- _CHALLENGE_
From the metering pump passage, list every object that it states for the present invention.

- _SOURCE PASSAGE_

####

A typical prior-art metering pump is piston diaphragm operated and includes vertically-spaced inlet and outlet valve assemblies with a pump chamber therebetween. An actuating assembly is normally positioned laterally of the pump body and communicates with the pump chamber through a diagonally oriented passageway. The actuating assembly includes a solenoid-actuated piston or plunger which carries a diaphragm. When the solenoid is actuated, the piston moves the diaphragm to draw fluid in through the lower inlet valve and into the pump chamber and the diagonal passageway. Then, when the solenoid is disengaged, a return spring pushes the diaphragm downwardly to force fluid out of the diagonal passageway and the pump chamber, and out through the discharge valve located vertically above the inlet valve. The volume of the fluid to be pumped with each stroke of the plunger can be controlled by regulating the extent of the stroke of the plunger.
These types of pumps do not always provide repeated, accurate fluid discharge for at least two reasons. First, air pockets of an inconsistent and/or unpredictable size will tend to form around the diaphragm of these prior-art pumps. As such, due to the inconsistencies of the compressibility of the air, consistency or repeatability of the pumped fluid output is not readily obtainable.
The other major problem which results in inconsistencies of the fluid output of these prior-art pumps is the existence of the water hammer phenomena. That is, when the plunger strokes to allow the diaphragm to pull fluid in through the inlet, all of the fluid in the conduit between the inlet and the source of supply is set in motion. As a result, when the valves want to close at the end of a stroke, the momentum of the moving fluid will continue to push on the inlet valve to potentially expel an undesired and potentially unmeasurable amount of fluid through the outlet valve.
Thus, the need exists for a pump which can repeatedly meter the desired amount of fluid to be discharged therefrom.
It is thus an object of the present invention to provide a pump which delivers the same amount of fluid upon each actuation thereof.
It is another object of the present invention to provide a pump, as above, which minimizes any dead air space.
It is a further object of the present invention to provide a pump, as above, which significantly reduces the potential for a water hammer effect on the quantity of the pumped fluid.

####

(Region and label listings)
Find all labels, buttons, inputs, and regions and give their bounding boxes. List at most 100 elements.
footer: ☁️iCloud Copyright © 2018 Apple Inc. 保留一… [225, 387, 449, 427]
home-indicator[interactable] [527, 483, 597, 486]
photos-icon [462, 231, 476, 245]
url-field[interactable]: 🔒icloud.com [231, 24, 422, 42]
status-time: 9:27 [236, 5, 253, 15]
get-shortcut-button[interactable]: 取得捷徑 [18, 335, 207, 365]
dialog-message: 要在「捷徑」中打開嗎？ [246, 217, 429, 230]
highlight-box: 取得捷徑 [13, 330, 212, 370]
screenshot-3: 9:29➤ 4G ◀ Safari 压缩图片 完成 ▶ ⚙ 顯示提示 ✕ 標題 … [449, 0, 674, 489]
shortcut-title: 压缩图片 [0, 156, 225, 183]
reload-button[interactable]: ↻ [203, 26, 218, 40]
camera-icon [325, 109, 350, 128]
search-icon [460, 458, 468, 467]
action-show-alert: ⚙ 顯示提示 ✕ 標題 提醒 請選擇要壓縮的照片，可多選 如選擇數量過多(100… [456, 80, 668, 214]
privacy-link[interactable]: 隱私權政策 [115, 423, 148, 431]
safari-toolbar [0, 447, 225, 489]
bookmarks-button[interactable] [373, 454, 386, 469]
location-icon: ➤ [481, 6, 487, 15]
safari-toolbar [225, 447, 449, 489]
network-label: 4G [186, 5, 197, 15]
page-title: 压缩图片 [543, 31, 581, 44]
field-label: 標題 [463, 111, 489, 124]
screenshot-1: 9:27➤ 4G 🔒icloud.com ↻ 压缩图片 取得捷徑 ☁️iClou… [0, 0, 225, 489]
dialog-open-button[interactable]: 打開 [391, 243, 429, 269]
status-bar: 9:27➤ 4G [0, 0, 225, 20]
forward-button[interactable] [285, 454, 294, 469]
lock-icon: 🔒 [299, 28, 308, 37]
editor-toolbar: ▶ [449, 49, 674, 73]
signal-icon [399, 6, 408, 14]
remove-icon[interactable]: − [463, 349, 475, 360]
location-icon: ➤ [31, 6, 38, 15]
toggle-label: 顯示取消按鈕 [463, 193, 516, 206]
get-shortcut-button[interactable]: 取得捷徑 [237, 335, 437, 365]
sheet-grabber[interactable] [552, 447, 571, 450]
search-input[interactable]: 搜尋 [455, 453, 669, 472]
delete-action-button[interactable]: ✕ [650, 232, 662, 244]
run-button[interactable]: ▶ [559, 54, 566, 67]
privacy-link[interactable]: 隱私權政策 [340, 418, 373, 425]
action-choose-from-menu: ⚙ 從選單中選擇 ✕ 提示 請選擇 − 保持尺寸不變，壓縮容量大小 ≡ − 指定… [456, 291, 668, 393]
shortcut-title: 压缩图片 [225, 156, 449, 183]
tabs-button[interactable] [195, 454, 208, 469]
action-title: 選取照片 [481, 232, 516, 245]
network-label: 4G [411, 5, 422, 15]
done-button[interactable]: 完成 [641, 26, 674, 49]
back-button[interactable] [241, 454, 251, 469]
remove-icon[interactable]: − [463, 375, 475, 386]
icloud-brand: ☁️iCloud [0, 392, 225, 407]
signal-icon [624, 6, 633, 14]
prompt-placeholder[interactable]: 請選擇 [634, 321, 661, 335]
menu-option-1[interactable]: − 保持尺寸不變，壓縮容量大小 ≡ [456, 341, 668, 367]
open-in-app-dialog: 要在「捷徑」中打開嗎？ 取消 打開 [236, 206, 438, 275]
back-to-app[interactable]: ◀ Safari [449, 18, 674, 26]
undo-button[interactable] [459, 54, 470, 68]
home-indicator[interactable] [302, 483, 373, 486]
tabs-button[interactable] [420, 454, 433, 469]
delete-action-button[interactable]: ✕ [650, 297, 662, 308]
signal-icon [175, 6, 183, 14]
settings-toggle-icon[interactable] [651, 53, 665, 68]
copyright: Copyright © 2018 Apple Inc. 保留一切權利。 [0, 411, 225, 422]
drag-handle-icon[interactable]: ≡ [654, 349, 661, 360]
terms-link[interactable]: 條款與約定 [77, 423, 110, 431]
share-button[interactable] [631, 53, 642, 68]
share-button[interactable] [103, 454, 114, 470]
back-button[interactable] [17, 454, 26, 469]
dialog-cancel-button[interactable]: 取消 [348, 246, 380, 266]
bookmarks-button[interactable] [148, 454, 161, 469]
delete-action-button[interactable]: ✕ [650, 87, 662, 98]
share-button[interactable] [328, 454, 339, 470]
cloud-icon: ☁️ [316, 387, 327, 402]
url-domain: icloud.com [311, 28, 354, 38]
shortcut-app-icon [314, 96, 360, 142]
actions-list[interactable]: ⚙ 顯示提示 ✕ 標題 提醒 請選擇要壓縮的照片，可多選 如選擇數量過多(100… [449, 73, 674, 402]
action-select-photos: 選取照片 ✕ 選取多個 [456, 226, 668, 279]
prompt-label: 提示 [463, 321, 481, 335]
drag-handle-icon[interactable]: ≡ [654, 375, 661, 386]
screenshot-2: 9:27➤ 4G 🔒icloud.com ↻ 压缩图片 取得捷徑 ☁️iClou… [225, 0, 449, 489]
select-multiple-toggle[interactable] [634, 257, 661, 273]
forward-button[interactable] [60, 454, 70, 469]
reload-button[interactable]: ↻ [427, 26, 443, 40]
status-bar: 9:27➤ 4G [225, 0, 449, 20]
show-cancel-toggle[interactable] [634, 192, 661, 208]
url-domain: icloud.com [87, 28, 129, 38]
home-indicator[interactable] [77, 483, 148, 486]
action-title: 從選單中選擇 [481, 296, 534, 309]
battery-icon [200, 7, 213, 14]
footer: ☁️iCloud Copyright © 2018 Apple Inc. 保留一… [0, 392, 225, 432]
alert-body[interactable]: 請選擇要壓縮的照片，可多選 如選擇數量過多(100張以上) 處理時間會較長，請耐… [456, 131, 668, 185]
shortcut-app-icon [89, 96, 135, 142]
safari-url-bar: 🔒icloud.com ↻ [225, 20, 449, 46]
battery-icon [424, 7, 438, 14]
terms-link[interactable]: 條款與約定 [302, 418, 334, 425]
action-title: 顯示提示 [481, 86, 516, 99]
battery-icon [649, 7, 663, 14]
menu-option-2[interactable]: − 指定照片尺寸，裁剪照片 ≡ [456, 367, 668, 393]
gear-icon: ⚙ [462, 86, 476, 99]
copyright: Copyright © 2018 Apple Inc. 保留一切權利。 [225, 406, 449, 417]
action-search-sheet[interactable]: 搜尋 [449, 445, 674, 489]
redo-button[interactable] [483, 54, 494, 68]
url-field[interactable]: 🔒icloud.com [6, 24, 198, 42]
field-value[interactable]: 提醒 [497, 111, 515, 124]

####

- _RESPONSE_
- To provide a pump which delivers the same amount of fluid upon each actuation thereof.
- To provide a pump which minimizes any dead air space.
- To provide a pump which significantly reduces the potential for a water hammer effect on the quantity of the pumped fluid.